Reproduce every line of the records below verbatim, leaving nothing out and changing nothing.

═════ Data supplied ═════

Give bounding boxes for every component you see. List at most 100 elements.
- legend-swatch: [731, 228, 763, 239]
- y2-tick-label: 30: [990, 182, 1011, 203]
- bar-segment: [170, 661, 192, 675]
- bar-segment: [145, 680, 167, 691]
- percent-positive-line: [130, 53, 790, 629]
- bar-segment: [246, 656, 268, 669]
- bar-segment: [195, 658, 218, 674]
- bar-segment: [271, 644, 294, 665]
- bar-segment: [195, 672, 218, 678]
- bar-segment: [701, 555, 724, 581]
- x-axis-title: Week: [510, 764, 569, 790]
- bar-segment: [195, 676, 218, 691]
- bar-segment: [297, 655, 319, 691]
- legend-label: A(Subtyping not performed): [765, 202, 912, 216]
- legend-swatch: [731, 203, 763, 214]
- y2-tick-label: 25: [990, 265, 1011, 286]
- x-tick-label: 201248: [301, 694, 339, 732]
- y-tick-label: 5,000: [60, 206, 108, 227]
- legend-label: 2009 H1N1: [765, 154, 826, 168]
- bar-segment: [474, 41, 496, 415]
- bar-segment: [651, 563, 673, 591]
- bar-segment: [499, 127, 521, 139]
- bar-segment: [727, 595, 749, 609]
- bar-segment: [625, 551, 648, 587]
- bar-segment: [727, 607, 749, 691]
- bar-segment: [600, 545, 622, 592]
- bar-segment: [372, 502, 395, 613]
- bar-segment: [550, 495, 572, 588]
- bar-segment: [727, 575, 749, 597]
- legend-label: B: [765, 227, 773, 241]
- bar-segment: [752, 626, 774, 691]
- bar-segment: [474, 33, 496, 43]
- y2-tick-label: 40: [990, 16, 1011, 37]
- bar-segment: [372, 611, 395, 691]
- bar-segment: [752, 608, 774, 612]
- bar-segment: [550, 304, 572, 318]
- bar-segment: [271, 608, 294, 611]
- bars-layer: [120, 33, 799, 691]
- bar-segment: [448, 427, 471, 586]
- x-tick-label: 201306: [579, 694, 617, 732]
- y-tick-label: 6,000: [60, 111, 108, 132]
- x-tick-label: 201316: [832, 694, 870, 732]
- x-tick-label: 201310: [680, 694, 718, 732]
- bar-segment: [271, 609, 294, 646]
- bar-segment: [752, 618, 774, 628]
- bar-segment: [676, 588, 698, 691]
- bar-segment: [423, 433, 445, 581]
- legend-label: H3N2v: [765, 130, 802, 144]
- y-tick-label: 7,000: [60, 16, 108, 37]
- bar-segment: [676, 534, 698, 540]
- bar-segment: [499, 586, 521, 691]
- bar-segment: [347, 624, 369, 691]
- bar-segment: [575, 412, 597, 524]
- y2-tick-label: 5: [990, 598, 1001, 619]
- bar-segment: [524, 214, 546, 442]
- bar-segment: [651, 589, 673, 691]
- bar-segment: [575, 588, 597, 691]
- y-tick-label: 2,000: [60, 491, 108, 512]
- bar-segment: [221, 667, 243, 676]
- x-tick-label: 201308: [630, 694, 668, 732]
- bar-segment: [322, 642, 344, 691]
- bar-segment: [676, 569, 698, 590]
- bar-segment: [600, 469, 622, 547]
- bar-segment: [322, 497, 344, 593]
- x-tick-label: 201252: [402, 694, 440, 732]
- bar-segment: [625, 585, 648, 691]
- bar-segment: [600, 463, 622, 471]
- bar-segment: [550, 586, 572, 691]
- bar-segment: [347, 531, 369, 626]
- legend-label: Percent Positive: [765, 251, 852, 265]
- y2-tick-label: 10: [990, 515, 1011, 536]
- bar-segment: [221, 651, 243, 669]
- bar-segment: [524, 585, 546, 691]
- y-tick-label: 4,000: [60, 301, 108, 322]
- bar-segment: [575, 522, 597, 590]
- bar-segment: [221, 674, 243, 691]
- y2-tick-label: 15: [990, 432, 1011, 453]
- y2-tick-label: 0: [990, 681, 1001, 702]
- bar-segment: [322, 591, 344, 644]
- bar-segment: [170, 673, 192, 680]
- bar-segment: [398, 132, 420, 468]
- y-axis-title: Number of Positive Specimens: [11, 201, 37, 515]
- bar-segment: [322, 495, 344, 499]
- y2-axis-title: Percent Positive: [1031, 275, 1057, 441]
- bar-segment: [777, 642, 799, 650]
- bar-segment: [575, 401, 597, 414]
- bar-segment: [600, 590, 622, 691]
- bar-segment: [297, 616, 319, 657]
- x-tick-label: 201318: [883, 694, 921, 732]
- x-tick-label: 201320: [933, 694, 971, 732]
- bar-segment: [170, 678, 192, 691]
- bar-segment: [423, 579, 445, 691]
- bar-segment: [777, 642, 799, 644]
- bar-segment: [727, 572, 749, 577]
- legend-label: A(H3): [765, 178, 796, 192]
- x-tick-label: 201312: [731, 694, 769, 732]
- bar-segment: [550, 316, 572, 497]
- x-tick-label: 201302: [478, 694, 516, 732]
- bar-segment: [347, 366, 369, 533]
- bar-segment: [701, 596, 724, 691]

═════

Answer to the problem:
Give bounding boxes for every component you see. List at most 100 elements.
- legend-swatch: [731, 228, 763, 239]
- y2-tick-label: 30: [990, 182, 1011, 203]
- bar-segment: [170, 661, 192, 675]
- bar-segment: [145, 680, 167, 691]
- percent-positive-line: [130, 53, 790, 629]
- bar-segment: [246, 656, 268, 669]
- bar-segment: [195, 658, 218, 674]
- bar-segment: [271, 644, 294, 665]
- bar-segment: [195, 672, 218, 678]
- bar-segment: [701, 555, 724, 581]
- x-axis-title: Week: [510, 764, 569, 790]
- bar-segment: [195, 676, 218, 691]
- bar-segment: [297, 655, 319, 691]
- legend-label: A(Subtyping not performed): [765, 202, 912, 216]
- legend-swatch: [731, 203, 763, 214]
- y2-tick-label: 25: [990, 265, 1011, 286]
- x-tick-label: 201248: [301, 694, 339, 732]
- y-tick-label: 5,000: [60, 206, 108, 227]
- legend-label: 2009 H1N1: [765, 154, 826, 168]
- bar-segment: [474, 41, 496, 415]
- bar-segment: [651, 563, 673, 591]
- bar-segment: [499, 127, 521, 139]
- bar-segment: [727, 595, 749, 609]
- bar-segment: [625, 551, 648, 587]
- bar-segment: [727, 607, 749, 691]
- bar-segment: [600, 545, 622, 592]
- bar-segment: [372, 502, 395, 613]
- bar-segment: [550, 495, 572, 588]
- bar-segment: [727, 575, 749, 597]
- legend-label: B: [765, 227, 773, 241]
- bar-segment: [752, 626, 774, 691]
- bar-segment: [474, 33, 496, 43]
- y2-tick-label: 40: [990, 16, 1011, 37]
- bar-segment: [372, 611, 395, 691]
- bar-segment: [752, 608, 774, 612]
- bar-segment: [550, 304, 572, 318]
- bar-segment: [271, 608, 294, 611]
- bars-layer: [120, 33, 799, 691]
- bar-segment: [448, 427, 471, 586]
- x-tick-label: 201306: [579, 694, 617, 732]
- y-tick-label: 6,000: [60, 111, 108, 132]
- x-tick-label: 201316: [832, 694, 870, 732]
- x-tick-label: 201310: [680, 694, 718, 732]
- bar-segment: [271, 609, 294, 646]
- bar-segment: [752, 618, 774, 628]
- bar-segment: [676, 588, 698, 691]
- bar-segment: [423, 433, 445, 581]
- legend-label: H3N2v: [765, 130, 802, 144]
- y-tick-label: 7,000: [60, 16, 108, 37]
- bar-segment: [676, 534, 698, 540]
- bar-segment: [499, 586, 521, 691]
- bar-segment: [347, 624, 369, 691]
- bar-segment: [575, 412, 597, 524]
- y2-tick-label: 5: [990, 598, 1001, 619]
- bar-segment: [524, 214, 546, 442]
- bar-segment: [651, 589, 673, 691]
- bar-segment: [575, 588, 597, 691]
- y-tick-label: 2,000: [60, 491, 108, 512]
- bar-segment: [221, 667, 243, 676]
- x-tick-label: 201308: [630, 694, 668, 732]
- bar-segment: [322, 642, 344, 691]
- bar-segment: [676, 569, 698, 590]
- bar-segment: [600, 469, 622, 547]
- bar-segment: [322, 497, 344, 593]
- x-tick-label: 201252: [402, 694, 440, 732]
- bar-segment: [625, 585, 648, 691]
- bar-segment: [600, 463, 622, 471]
- bar-segment: [550, 586, 572, 691]
- bar-segment: [347, 531, 369, 626]
- legend-label: Percent Positive: [765, 251, 852, 265]
- y2-tick-label: 10: [990, 515, 1011, 536]
- bar-segment: [221, 651, 243, 669]
- bar-segment: [524, 585, 546, 691]
- y-tick-label: 4,000: [60, 301, 108, 322]
- bar-segment: [575, 522, 597, 590]
- bar-segment: [221, 674, 243, 691]
- y2-tick-label: 15: [990, 432, 1011, 453]
- y2-tick-label: 0: [990, 681, 1001, 702]
- bar-segment: [322, 591, 344, 644]
- bar-segment: [170, 673, 192, 680]
- bar-segment: [398, 132, 420, 468]
- y-axis-title: Number of Positive Specimens: [11, 201, 37, 515]
- bar-segment: [322, 495, 344, 499]
- y2-axis-title: Percent Positive: [1031, 275, 1057, 441]
- bar-segment: [777, 642, 799, 650]
- bar-segment: [575, 401, 597, 414]
- bar-segment: [600, 590, 622, 691]
- bar-segment: [297, 616, 319, 657]
- x-tick-label: 201318: [883, 694, 921, 732]
- x-tick-label: 201320: [933, 694, 971, 732]
- bar-segment: [170, 678, 192, 691]
- bar-segment: [423, 579, 445, 691]
- bar-segment: [777, 642, 799, 644]
- bar-segment: [727, 572, 749, 577]
- legend-label: A(H3): [765, 178, 796, 192]
- x-tick-label: 201312: [731, 694, 769, 732]
- bar-segment: [550, 316, 572, 497]
- x-tick-label: 201302: [478, 694, 516, 732]
- bar-segment: [347, 366, 369, 533]
- bar-segment: [701, 596, 724, 691]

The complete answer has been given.